> [EXERCISE DESCRIPTION] Print, exactly and completely, every entry in the data.

+++++

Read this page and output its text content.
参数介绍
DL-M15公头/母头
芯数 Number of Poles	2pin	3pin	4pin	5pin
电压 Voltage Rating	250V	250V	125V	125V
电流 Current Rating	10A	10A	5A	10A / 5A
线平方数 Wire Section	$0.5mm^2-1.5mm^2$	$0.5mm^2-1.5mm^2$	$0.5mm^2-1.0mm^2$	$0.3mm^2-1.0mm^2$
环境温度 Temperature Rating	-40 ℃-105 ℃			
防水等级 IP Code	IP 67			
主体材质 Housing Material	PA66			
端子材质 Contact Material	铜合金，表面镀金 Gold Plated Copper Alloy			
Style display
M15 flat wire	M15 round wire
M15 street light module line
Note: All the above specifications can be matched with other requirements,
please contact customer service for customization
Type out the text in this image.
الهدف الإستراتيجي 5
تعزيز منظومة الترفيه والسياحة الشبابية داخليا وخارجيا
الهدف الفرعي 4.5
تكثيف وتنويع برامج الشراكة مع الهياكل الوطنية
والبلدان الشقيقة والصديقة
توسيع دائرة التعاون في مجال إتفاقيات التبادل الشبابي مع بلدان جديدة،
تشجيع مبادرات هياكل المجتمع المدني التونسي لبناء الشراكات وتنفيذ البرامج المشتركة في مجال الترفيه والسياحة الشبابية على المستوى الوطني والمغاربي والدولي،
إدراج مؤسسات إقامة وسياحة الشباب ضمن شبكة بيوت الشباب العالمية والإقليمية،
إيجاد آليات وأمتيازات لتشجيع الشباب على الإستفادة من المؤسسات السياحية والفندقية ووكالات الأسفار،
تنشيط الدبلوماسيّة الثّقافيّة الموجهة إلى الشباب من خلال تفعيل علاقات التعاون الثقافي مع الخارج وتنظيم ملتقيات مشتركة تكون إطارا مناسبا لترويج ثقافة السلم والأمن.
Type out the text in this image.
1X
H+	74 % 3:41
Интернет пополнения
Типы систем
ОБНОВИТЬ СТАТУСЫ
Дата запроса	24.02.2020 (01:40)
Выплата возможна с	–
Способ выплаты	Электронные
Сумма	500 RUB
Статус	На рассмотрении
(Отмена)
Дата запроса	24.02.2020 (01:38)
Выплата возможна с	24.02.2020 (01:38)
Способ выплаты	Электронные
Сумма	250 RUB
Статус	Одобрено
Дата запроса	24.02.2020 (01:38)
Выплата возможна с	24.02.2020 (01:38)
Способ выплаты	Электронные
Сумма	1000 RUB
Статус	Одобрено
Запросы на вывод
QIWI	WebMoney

+++++

> [REPLY]
Read this page and output its text content.
参数介绍
DL-M15公头/母头
芯数 Number of Poles	2pin	3pin	4pin	5pin
电压 Voltage Rating	250V	250V	125V	125V
电流 Current Rating	10A	10A	5A	10A / 5A
线平方数 Wire Section	$0.5mm^2-1.5mm^2$	$0.5mm^2-1.5mm^2$	$0.5mm^2-1.0mm^2$	$0.3mm^2-1.0mm^2$
环境温度 Temperature Rating	-40 ℃-105 ℃			
防水等级 IP Code	IP 67			
主体材质 Housing Material	PA66			
端子材质 Contact Material	铜合金，表面镀金 Gold Plated Copper Alloy			
Style display
M15 flat wire	M15 round wire
M15 street light module line
Note: All the above specifications can be matched with other requirements,
please contact customer service for customization
Type out the text in this image.
الهدف الإستراتيجي 5
تعزيز منظومة الترفيه والسياحة الشبابية داخليا وخارجيا
الهدف الفرعي 4.5
تكثيف وتنويع برامج الشراكة مع الهياكل الوطنية
والبلدان الشقيقة والصديقة
توسيع دائرة التعاون في مجال إتفاقيات التبادل الشبابي مع بلدان جديدة،
تشجيع مبادرات هياكل المجتمع المدني التونسي لبناء الشراكات وتنفيذ البرامج المشتركة في مجال الترفيه والسياحة الشبابية على المستوى الوطني والمغاربي والدولي،
إدراج مؤسسات إقامة وسياحة الشباب ضمن شبكة بيوت الشباب العالمية والإقليمية،
إيجاد آليات وأمتيازات لتشجيع الشباب على الإستفادة من المؤسسات السياحية والفندقية ووكالات الأسفار،
تنشيط الدبلوماسيّة الثّقافيّة الموجهة إلى الشباب من خلال تفعيل علاقات التعاون الثقافي مع الخارج وتنظيم ملتقيات مشتركة تكون إطارا مناسبا لترويج ثقافة السلم والأمن.
Type out the text in this image.
1X
H+	74 % 3:41
Интернет пополнения
Типы систем
ОБНОВИТЬ СТАТУСЫ
Дата запроса	24.02.2020 (01:40)
Выплата возможна с	–
Способ выплаты	Электронные
Сумма	500 RUB
Статус	На рассмотрении
(Отмена)
Дата запроса	24.02.2020 (01:38)
Выплата возможна с	24.02.2020 (01:38)
Способ выплаты	Электронные
Сумма	250 RUB
Статус	Одобрено
Дата запроса	24.02.2020 (01:38)
Выплата возможна с	24.02.2020 (01:38)
Способ выплаты	Электронные
Сумма	1000 RUB
Статус	Одобрено
Запросы на вывод
QIWI	WebMoney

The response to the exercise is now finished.